**TASK BRIEF**.
Check each line of the material below for "color", then copy the ones that contain it.
/---
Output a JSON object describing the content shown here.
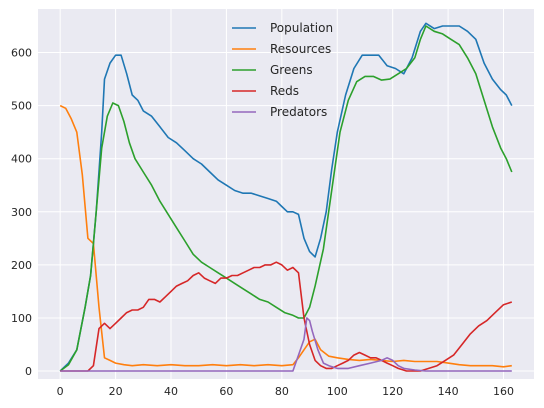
{
  "chart_data": {
    "type": "line",
    "title": "",
    "xlabel": "",
    "ylabel": "",
    "xlim": [
      -8,
      171
    ],
    "ylim": [
      -15,
      682
    ],
    "xticks": [
      0,
      20,
      40,
      60,
      80,
      100,
      120,
      140,
      160
    ],
    "yticks": [
      0,
      100,
      200,
      300,
      400,
      500,
      600
    ],
    "grid": true,
    "legend_position": "top-center",
    "background": "#EAEAF2",
    "series": [
      {
        "name": "Population",
        "color": "#1F77B4",
        "points": [
          [
            0,
            0
          ],
          [
            3,
            15
          ],
          [
            6,
            40
          ],
          [
            9,
            120
          ],
          [
            11,
            180
          ],
          [
            13,
            300
          ],
          [
            15,
            450
          ],
          [
            16,
            550
          ],
          [
            18,
            580
          ],
          [
            20,
            595
          ],
          [
            22,
            595
          ],
          [
            24,
            560
          ],
          [
            26,
            520
          ],
          [
            28,
            510
          ],
          [
            30,
            490
          ],
          [
            33,
            480
          ],
          [
            36,
            460
          ],
          [
            39,
            440
          ],
          [
            42,
            430
          ],
          [
            45,
            415
          ],
          [
            48,
            400
          ],
          [
            51,
            390
          ],
          [
            54,
            375
          ],
          [
            57,
            360
          ],
          [
            60,
            350
          ],
          [
            63,
            340
          ],
          [
            66,
            335
          ],
          [
            69,
            335
          ],
          [
            72,
            330
          ],
          [
            75,
            325
          ],
          [
            78,
            320
          ],
          [
            80,
            310
          ],
          [
            82,
            300
          ],
          [
            84,
            300
          ],
          [
            86,
            295
          ],
          [
            88,
            250
          ],
          [
            90,
            225
          ],
          [
            92,
            215
          ],
          [
            94,
            250
          ],
          [
            96,
            300
          ],
          [
            98,
            380
          ],
          [
            100,
            450
          ],
          [
            103,
            520
          ],
          [
            106,
            570
          ],
          [
            109,
            595
          ],
          [
            112,
            595
          ],
          [
            115,
            595
          ],
          [
            118,
            575
          ],
          [
            121,
            570
          ],
          [
            124,
            560
          ],
          [
            127,
            590
          ],
          [
            130,
            640
          ],
          [
            132,
            655
          ],
          [
            135,
            645
          ],
          [
            138,
            650
          ],
          [
            141,
            650
          ],
          [
            144,
            650
          ],
          [
            147,
            640
          ],
          [
            150,
            625
          ],
          [
            153,
            580
          ],
          [
            156,
            550
          ],
          [
            159,
            530
          ],
          [
            161,
            520
          ],
          [
            163,
            500
          ]
        ]
      },
      {
        "name": "Resources",
        "color": "#FF7F0E",
        "points": [
          [
            0,
            500
          ],
          [
            2,
            495
          ],
          [
            4,
            475
          ],
          [
            6,
            450
          ],
          [
            8,
            370
          ],
          [
            10,
            250
          ],
          [
            12,
            240
          ],
          [
            14,
            120
          ],
          [
            16,
            25
          ],
          [
            18,
            20
          ],
          [
            20,
            15
          ],
          [
            23,
            12
          ],
          [
            26,
            10
          ],
          [
            30,
            12
          ],
          [
            35,
            10
          ],
          [
            40,
            12
          ],
          [
            45,
            10
          ],
          [
            50,
            10
          ],
          [
            55,
            12
          ],
          [
            60,
            10
          ],
          [
            65,
            12
          ],
          [
            70,
            10
          ],
          [
            75,
            12
          ],
          [
            80,
            10
          ],
          [
            84,
            12
          ],
          [
            86,
            25
          ],
          [
            88,
            40
          ],
          [
            90,
            55
          ],
          [
            92,
            60
          ],
          [
            94,
            40
          ],
          [
            97,
            28
          ],
          [
            100,
            25
          ],
          [
            104,
            22
          ],
          [
            108,
            20
          ],
          [
            112,
            22
          ],
          [
            116,
            20
          ],
          [
            120,
            18
          ],
          [
            124,
            20
          ],
          [
            128,
            18
          ],
          [
            132,
            18
          ],
          [
            136,
            18
          ],
          [
            140,
            15
          ],
          [
            144,
            12
          ],
          [
            148,
            10
          ],
          [
            152,
            10
          ],
          [
            156,
            10
          ],
          [
            160,
            8
          ],
          [
            163,
            10
          ]
        ]
      },
      {
        "name": "Greens",
        "color": "#2CA02C",
        "points": [
          [
            0,
            0
          ],
          [
            3,
            12
          ],
          [
            6,
            40
          ],
          [
            9,
            120
          ],
          [
            11,
            180
          ],
          [
            13,
            300
          ],
          [
            15,
            420
          ],
          [
            17,
            480
          ],
          [
            19,
            505
          ],
          [
            21,
            500
          ],
          [
            23,
            470
          ],
          [
            25,
            430
          ],
          [
            27,
            400
          ],
          [
            30,
            375
          ],
          [
            33,
            350
          ],
          [
            36,
            320
          ],
          [
            39,
            295
          ],
          [
            42,
            270
          ],
          [
            45,
            245
          ],
          [
            48,
            220
          ],
          [
            51,
            205
          ],
          [
            54,
            195
          ],
          [
            57,
            185
          ],
          [
            60,
            175
          ],
          [
            63,
            165
          ],
          [
            66,
            155
          ],
          [
            69,
            145
          ],
          [
            72,
            135
          ],
          [
            75,
            130
          ],
          [
            78,
            120
          ],
          [
            81,
            110
          ],
          [
            84,
            105
          ],
          [
            86,
            100
          ],
          [
            88,
            100
          ],
          [
            90,
            120
          ],
          [
            92,
            160
          ],
          [
            95,
            230
          ],
          [
            98,
            340
          ],
          [
            101,
            450
          ],
          [
            104,
            510
          ],
          [
            107,
            545
          ],
          [
            110,
            555
          ],
          [
            113,
            555
          ],
          [
            116,
            548
          ],
          [
            119,
            550
          ],
          [
            122,
            560
          ],
          [
            125,
            570
          ],
          [
            128,
            590
          ],
          [
            130,
            625
          ],
          [
            132,
            650
          ],
          [
            135,
            640
          ],
          [
            138,
            635
          ],
          [
            141,
            625
          ],
          [
            144,
            615
          ],
          [
            147,
            590
          ],
          [
            150,
            560
          ],
          [
            153,
            510
          ],
          [
            156,
            460
          ],
          [
            159,
            420
          ],
          [
            161,
            400
          ],
          [
            163,
            375
          ]
        ]
      },
      {
        "name": "Reds",
        "color": "#D62728",
        "points": [
          [
            0,
            0
          ],
          [
            5,
            0
          ],
          [
            10,
            0
          ],
          [
            12,
            10
          ],
          [
            14,
            80
          ],
          [
            16,
            90
          ],
          [
            18,
            80
          ],
          [
            20,
            90
          ],
          [
            22,
            100
          ],
          [
            24,
            110
          ],
          [
            26,
            115
          ],
          [
            28,
            115
          ],
          [
            30,
            120
          ],
          [
            32,
            135
          ],
          [
            34,
            135
          ],
          [
            36,
            130
          ],
          [
            38,
            140
          ],
          [
            40,
            150
          ],
          [
            42,
            160
          ],
          [
            44,
            165
          ],
          [
            46,
            170
          ],
          [
            48,
            180
          ],
          [
            50,
            185
          ],
          [
            52,
            175
          ],
          [
            54,
            170
          ],
          [
            56,
            165
          ],
          [
            58,
            175
          ],
          [
            60,
            175
          ],
          [
            62,
            180
          ],
          [
            64,
            180
          ],
          [
            66,
            185
          ],
          [
            68,
            190
          ],
          [
            70,
            195
          ],
          [
            72,
            195
          ],
          [
            74,
            200
          ],
          [
            76,
            200
          ],
          [
            78,
            205
          ],
          [
            80,
            200
          ],
          [
            82,
            190
          ],
          [
            84,
            195
          ],
          [
            86,
            185
          ],
          [
            88,
            100
          ],
          [
            90,
            50
          ],
          [
            92,
            20
          ],
          [
            94,
            10
          ],
          [
            96,
            5
          ],
          [
            98,
            5
          ],
          [
            100,
            10
          ],
          [
            102,
            15
          ],
          [
            104,
            20
          ],
          [
            106,
            30
          ],
          [
            108,
            35
          ],
          [
            110,
            30
          ],
          [
            112,
            25
          ],
          [
            114,
            25
          ],
          [
            116,
            20
          ],
          [
            118,
            15
          ],
          [
            120,
            10
          ],
          [
            122,
            5
          ],
          [
            125,
            0
          ],
          [
            130,
            0
          ],
          [
            133,
            5
          ],
          [
            136,
            10
          ],
          [
            139,
            20
          ],
          [
            142,
            30
          ],
          [
            145,
            50
          ],
          [
            148,
            70
          ],
          [
            151,
            85
          ],
          [
            154,
            95
          ],
          [
            157,
            110
          ],
          [
            160,
            125
          ],
          [
            163,
            130
          ]
        ]
      },
      {
        "name": "Predators",
        "color": "#9467BD",
        "points": [
          [
            0,
            0
          ],
          [
            20,
            0
          ],
          [
            40,
            0
          ],
          [
            60,
            0
          ],
          [
            80,
            0
          ],
          [
            84,
            0
          ],
          [
            86,
            30
          ],
          [
            88,
            60
          ],
          [
            89,
            100
          ],
          [
            90,
            95
          ],
          [
            91,
            75
          ],
          [
            93,
            40
          ],
          [
            95,
            15
          ],
          [
            97,
            10
          ],
          [
            100,
            5
          ],
          [
            104,
            5
          ],
          [
            108,
            10
          ],
          [
            112,
            15
          ],
          [
            116,
            20
          ],
          [
            118,
            25
          ],
          [
            120,
            20
          ],
          [
            122,
            10
          ],
          [
            124,
            5
          ],
          [
            128,
            2
          ],
          [
            132,
            0
          ],
          [
            140,
            0
          ],
          [
            150,
            0
          ],
          [
            163,
            0
          ]
        ]
      }
    ]
  }
}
\---
**ANSWER TO THE TASK**.
        "color": "#1F77B4",
        "color": "#FF7F0E",
        "color": "#2CA02C",
        "color": "#D62728",
        "color": "#9467BD",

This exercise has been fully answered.